▶ [GIVEN RECORDS]:
((

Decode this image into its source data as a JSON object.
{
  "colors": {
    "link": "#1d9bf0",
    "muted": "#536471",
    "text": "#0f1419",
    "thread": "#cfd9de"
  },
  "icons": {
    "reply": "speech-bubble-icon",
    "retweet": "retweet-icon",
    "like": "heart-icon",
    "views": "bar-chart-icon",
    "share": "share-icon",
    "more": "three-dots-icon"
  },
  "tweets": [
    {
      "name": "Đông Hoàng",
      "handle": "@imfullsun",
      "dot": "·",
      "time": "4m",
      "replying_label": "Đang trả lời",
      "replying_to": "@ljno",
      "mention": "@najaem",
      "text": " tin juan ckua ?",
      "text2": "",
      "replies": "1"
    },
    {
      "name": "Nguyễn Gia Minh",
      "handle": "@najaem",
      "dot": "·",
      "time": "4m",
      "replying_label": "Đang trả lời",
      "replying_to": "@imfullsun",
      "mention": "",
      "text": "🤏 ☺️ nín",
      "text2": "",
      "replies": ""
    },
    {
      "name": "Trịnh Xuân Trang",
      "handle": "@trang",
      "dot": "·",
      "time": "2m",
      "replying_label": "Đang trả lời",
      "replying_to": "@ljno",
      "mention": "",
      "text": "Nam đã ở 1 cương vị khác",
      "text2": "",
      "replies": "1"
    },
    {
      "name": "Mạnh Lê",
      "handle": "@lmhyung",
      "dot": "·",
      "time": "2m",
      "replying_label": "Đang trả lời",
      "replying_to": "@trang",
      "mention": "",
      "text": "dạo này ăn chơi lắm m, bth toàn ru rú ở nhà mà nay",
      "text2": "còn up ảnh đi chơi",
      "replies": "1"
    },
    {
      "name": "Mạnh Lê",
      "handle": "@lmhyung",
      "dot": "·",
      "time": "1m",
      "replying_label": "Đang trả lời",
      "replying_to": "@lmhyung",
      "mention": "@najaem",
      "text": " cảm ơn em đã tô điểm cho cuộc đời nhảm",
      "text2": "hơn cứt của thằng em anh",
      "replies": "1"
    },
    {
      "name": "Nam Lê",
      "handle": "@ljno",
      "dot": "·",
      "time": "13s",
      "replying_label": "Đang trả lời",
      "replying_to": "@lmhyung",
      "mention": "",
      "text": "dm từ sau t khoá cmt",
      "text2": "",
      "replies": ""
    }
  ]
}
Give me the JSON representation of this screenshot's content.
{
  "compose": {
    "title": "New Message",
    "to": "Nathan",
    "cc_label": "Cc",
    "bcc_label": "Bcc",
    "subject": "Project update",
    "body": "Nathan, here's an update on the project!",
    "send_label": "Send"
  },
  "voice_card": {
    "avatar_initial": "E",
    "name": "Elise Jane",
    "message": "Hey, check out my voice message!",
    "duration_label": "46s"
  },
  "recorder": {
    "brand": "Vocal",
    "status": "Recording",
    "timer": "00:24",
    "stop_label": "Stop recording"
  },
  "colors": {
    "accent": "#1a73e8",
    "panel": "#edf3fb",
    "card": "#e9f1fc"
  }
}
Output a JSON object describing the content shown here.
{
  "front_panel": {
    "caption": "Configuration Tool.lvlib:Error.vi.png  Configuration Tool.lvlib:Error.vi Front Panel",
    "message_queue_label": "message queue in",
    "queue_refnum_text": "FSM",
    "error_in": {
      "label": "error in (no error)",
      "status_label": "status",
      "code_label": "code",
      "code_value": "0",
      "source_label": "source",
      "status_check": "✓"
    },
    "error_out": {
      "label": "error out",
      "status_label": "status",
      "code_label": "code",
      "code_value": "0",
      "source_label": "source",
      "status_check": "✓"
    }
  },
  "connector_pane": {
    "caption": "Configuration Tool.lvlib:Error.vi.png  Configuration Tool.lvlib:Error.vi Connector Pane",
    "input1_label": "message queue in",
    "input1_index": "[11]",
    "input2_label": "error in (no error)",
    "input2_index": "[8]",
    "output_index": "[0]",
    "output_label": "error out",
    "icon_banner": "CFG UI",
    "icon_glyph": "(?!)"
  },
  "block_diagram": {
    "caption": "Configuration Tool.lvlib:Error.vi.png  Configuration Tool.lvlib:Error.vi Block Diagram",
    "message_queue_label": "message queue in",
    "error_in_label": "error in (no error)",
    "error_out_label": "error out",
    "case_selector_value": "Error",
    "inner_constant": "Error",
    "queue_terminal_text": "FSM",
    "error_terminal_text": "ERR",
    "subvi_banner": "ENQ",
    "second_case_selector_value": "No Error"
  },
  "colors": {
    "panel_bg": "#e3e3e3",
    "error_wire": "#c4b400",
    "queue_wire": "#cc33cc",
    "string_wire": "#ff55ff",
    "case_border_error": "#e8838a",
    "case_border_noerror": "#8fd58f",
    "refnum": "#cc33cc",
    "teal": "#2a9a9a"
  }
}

))

▶ [STATED PROBLEM]: Return what is listed above, exactly and completely.

▶ [OUTPUT BELOW]:
Decode this image into its source data as a JSON object.
{
  "colors": {
    "link": "#1d9bf0",
    "muted": "#536471",
    "text": "#0f1419",
    "thread": "#cfd9de"
  },
  "icons": {
    "reply": "speech-bubble-icon",
    "retweet": "retweet-icon",
    "like": "heart-icon",
    "views": "bar-chart-icon",
    "share": "share-icon",
    "more": "three-dots-icon"
  },
  "tweets": [
    {
      "name": "Đông Hoàng",
      "handle": "@imfullsun",
      "dot": "·",
      "time": "4m",
      "replying_label": "Đang trả lời",
      "replying_to": "@ljno",
      "mention": "@najaem",
      "text": " tin juan ckua ?",
      "text2": "",
      "replies": "1"
    },
    {
      "name": "Nguyễn Gia Minh",
      "handle": "@najaem",
      "dot": "·",
      "time": "4m",
      "replying_label": "Đang trả lời",
      "replying_to": "@imfullsun",
      "mention": "",
      "text": "🤏 ☺️ nín",
      "text2": "",
      "replies": ""
    },
    {
      "name": "Trịnh Xuân Trang",
      "handle": "@trang",
      "dot": "·",
      "time": "2m",
      "replying_label": "Đang trả lời",
      "replying_to": "@ljno",
      "mention": "",
      "text": "Nam đã ở 1 cương vị khác",
      "text2": "",
      "replies": "1"
    },
    {
      "name": "Mạnh Lê",
      "handle": "@lmhyung",
      "dot": "·",
      "time": "2m",
      "replying_label": "Đang trả lời",
      "replying_to": "@trang",
      "mention": "",
      "text": "dạo này ăn chơi lắm m, bth toàn ru rú ở nhà mà nay",
      "text2": "còn up ảnh đi chơi",
      "replies": "1"
    },
    {
      "name": "Mạnh Lê",
      "handle": "@lmhyung",
      "dot": "·",
      "time": "1m",
      "replying_label": "Đang trả lời",
      "replying_to": "@lmhyung",
      "mention": "@najaem",
      "text": " cảm ơn em đã tô điểm cho cuộc đời nhảm",
      "text2": "hơn cứt của thằng em anh",
      "replies": "1"
    },
    {
      "name": "Nam Lê",
      "handle": "@ljno",
      "dot": "·",
      "time": "13s",
      "replying_label": "Đang trả lời",
      "replying_to": "@lmhyung",
      "mention": "",
      "text": "dm từ sau t khoá cmt",
      "text2": "",
      "replies": ""
    }
  ]
}
Give me the JSON representation of this screenshot's content.
{
  "compose": {
    "title": "New Message",
    "to": "Nathan",
    "cc_label": "Cc",
    "bcc_label": "Bcc",
    "subject": "Project update",
    "body": "Nathan, here's an update on the project!",
    "send_label": "Send"
  },
  "voice_card": {
    "avatar_initial": "E",
    "name": "Elise Jane",
    "message": "Hey, check out my voice message!",
    "duration_label": "46s"
  },
  "recorder": {
    "brand": "Vocal",
    "status": "Recording",
    "timer": "00:24",
    "stop_label": "Stop recording"
  },
  "colors": {
    "accent": "#1a73e8",
    "panel": "#edf3fb",
    "card": "#e9f1fc"
  }
}
Output a JSON object describing the content shown here.
{
  "front_panel": {
    "caption": "Configuration Tool.lvlib:Error.vi.png  Configuration Tool.lvlib:Error.vi Front Panel",
    "message_queue_label": "message queue in",
    "queue_refnum_text": "FSM",
    "error_in": {
      "label": "error in (no error)",
      "status_label": "status",
      "code_label": "code",
      "code_value": "0",
      "source_label": "source",
      "status_check": "✓"
    },
    "error_out": {
      "label": "error out",
      "status_label": "status",
      "code_label": "code",
      "code_value": "0",
      "source_label": "source",
      "status_check": "✓"
    }
  },
  "connector_pane": {
    "caption": "Configuration Tool.lvlib:Error.vi.png  Configuration Tool.lvlib:Error.vi Connector Pane",
    "input1_label": "message queue in",
    "input1_index": "[11]",
    "input2_label": "error in (no error)",
    "input2_index": "[8]",
    "output_index": "[0]",
    "output_label": "error out",
    "icon_banner": "CFG UI",
    "icon_glyph": "(?!)"
  },
  "block_diagram": {
    "caption": "Configuration Tool.lvlib:Error.vi.png  Configuration Tool.lvlib:Error.vi Block Diagram",
    "message_queue_label": "message queue in",
    "error_in_label": "error in (no error)",
    "error_out_label": "error out",
    "case_selector_value": "Error",
    "inner_constant": "Error",
    "queue_terminal_text": "FSM",
    "error_terminal_text": "ERR",
    "subvi_banner": "ENQ",
    "second_case_selector_value": "No Error"
  },
  "colors": {
    "panel_bg": "#e3e3e3",
    "error_wire": "#c4b400",
    "queue_wire": "#cc33cc",
    "string_wire": "#ff55ff",
    "case_border_error": "#e8838a",
    "case_border_noerror": "#8fd58f",
    "refnum": "#cc33cc",
    "teal": "#2a9a9a"
  }
}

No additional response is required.